> WHAT YOU SHOULD DO: Go through the material and pull out every line with the string "title" in it.

> LISTED RECORDS:
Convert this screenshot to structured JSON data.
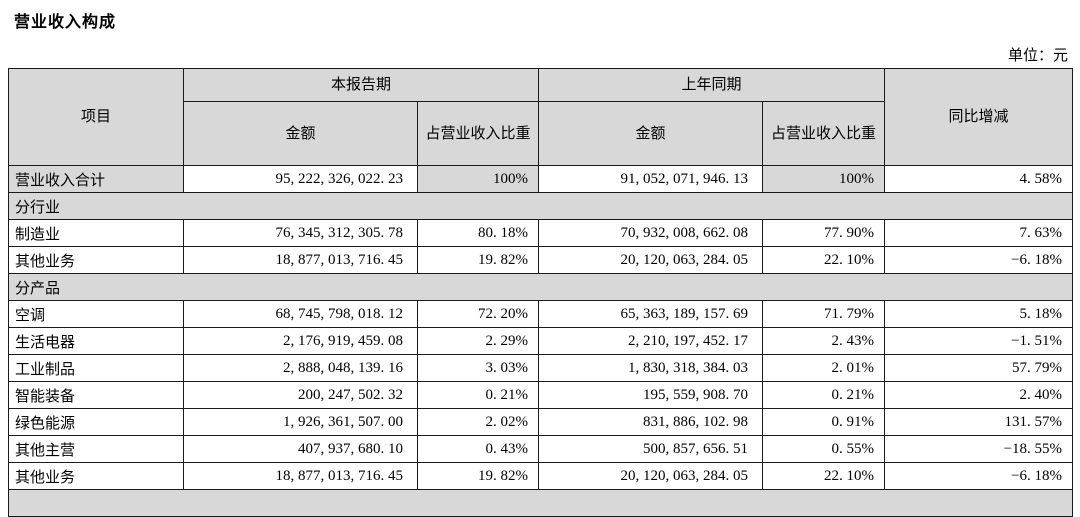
{
  "page": {
    "title": "营业收入构成",
    "unit_label": "单位：元"
  },
  "table": {
    "headers": {
      "item": "项目",
      "current_period": "本报告期",
      "prior_period": "上年同期",
      "amount": "金额",
      "revenue_share": "占营业收入比重",
      "yoy_change": "同比增减"
    },
    "rows": [
      {
        "type": "total",
        "cells": [
          "营业收入合计",
          "95, 222, 326, 022. 23",
          "100%",
          "91, 052, 071, 946. 13",
          "100%",
          "4. 58%"
        ]
      },
      {
        "type": "section",
        "label": "分行业"
      },
      {
        "type": "data",
        "cells": [
          "制造业",
          "76, 345, 312, 305. 78",
          "80. 18%",
          "70, 932, 008, 662. 08",
          "77. 90%",
          "7. 63%"
        ]
      },
      {
        "type": "data",
        "cells": [
          "其他业务",
          "18, 877, 013, 716. 45",
          "19. 82%",
          "20, 120, 063, 284. 05",
          "22. 10%",
          "−6. 18%"
        ]
      },
      {
        "type": "section",
        "label": "分产品"
      },
      {
        "type": "data",
        "cells": [
          "空调",
          "68, 745, 798, 018. 12",
          "72. 20%",
          "65, 363, 189, 157. 69",
          "71. 79%",
          "5. 18%"
        ]
      },
      {
        "type": "data",
        "cells": [
          "生活电器",
          "2, 176, 919, 459. 08",
          "2. 29%",
          "2, 210, 197, 452. 17",
          "2. 43%",
          "−1. 51%"
        ]
      },
      {
        "type": "data",
        "cells": [
          "工业制品",
          "2, 888, 048, 139. 16",
          "3. 03%",
          "1, 830, 318, 384. 03",
          "2. 01%",
          "57. 79%"
        ]
      },
      {
        "type": "data",
        "cells": [
          "智能装备",
          "200, 247, 502. 32",
          "0. 21%",
          "195, 559, 908. 70",
          "0. 21%",
          "2. 40%"
        ]
      },
      {
        "type": "data",
        "cells": [
          "绿色能源",
          "1, 926, 361, 507. 00",
          "2. 02%",
          "831, 886, 102. 98",
          "0. 91%",
          "131. 57%"
        ]
      },
      {
        "type": "data",
        "cells": [
          "其他主营",
          "407, 937, 680. 10",
          "0. 43%",
          "500, 857, 656. 51",
          "0. 55%",
          "−18. 55%"
        ]
      },
      {
        "type": "data",
        "cells": [
          "其他业务",
          "18, 877, 013, 716. 45",
          "19. 82%",
          "20, 120, 063, 284. 05",
          "22. 10%",
          "−6. 18%"
        ]
      },
      {
        "type": "partial",
        "label": ""
      }
    ],
    "colors": {
      "header_bg": "#d8d8d8",
      "border": "#1a1a1a",
      "page_bg": "#ffffff"
    }
  }
}
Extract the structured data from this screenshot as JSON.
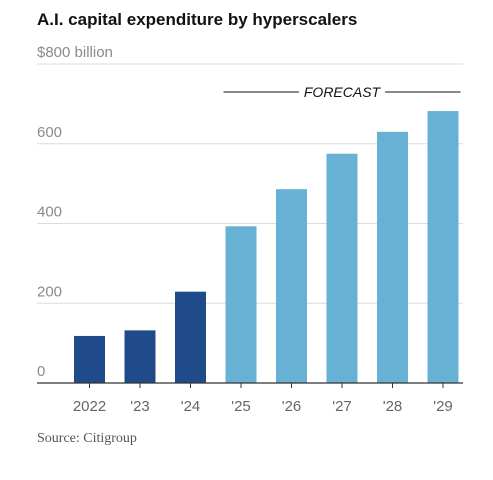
{
  "chart_data": {
    "type": "bar",
    "title": "A.I. capital expenditure by hyperscalers",
    "categories": [
      "2022",
      "'23",
      "'24",
      "'25",
      "'26",
      "'27",
      "'28",
      "'29"
    ],
    "values": [
      118,
      132,
      229,
      393,
      486,
      575,
      630,
      682
    ],
    "y_ticks": [
      {
        "value": 0,
        "label": "0"
      },
      {
        "value": 200,
        "label": "200"
      },
      {
        "value": 400,
        "label": "400"
      },
      {
        "value": 600,
        "label": "600"
      },
      {
        "value": 800,
        "label": "$800 billion"
      }
    ],
    "ylim": [
      0,
      800
    ],
    "grid": true,
    "forecast_label": "FORECAST",
    "forecast_start_index": 3,
    "colors": {
      "actual": "#1f4b8a",
      "forecast": "#67b1d5",
      "grid": "#dcdcdc",
      "axis": "#333333"
    },
    "source": "Source: Citigroup"
  }
}
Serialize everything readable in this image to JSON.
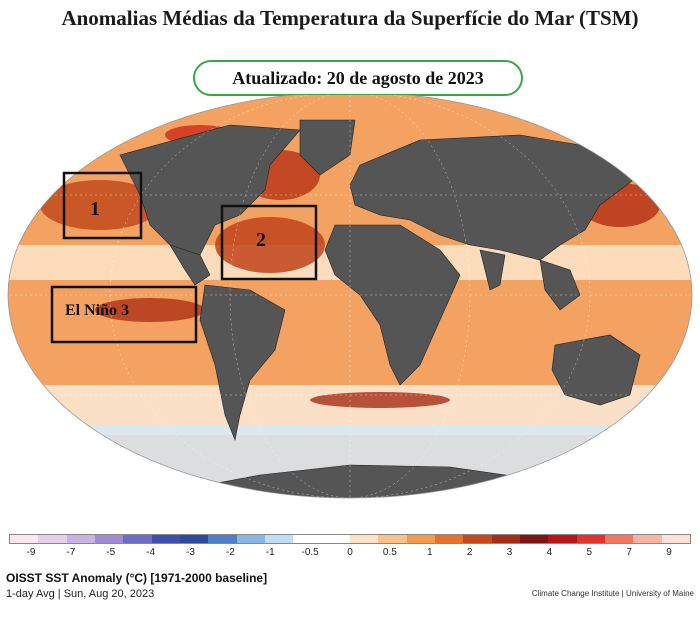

> RESULT FOR THIS TASK:
    "title": "营业收入构成",
    "title": "A.I. capital expenditure by hyperscalers",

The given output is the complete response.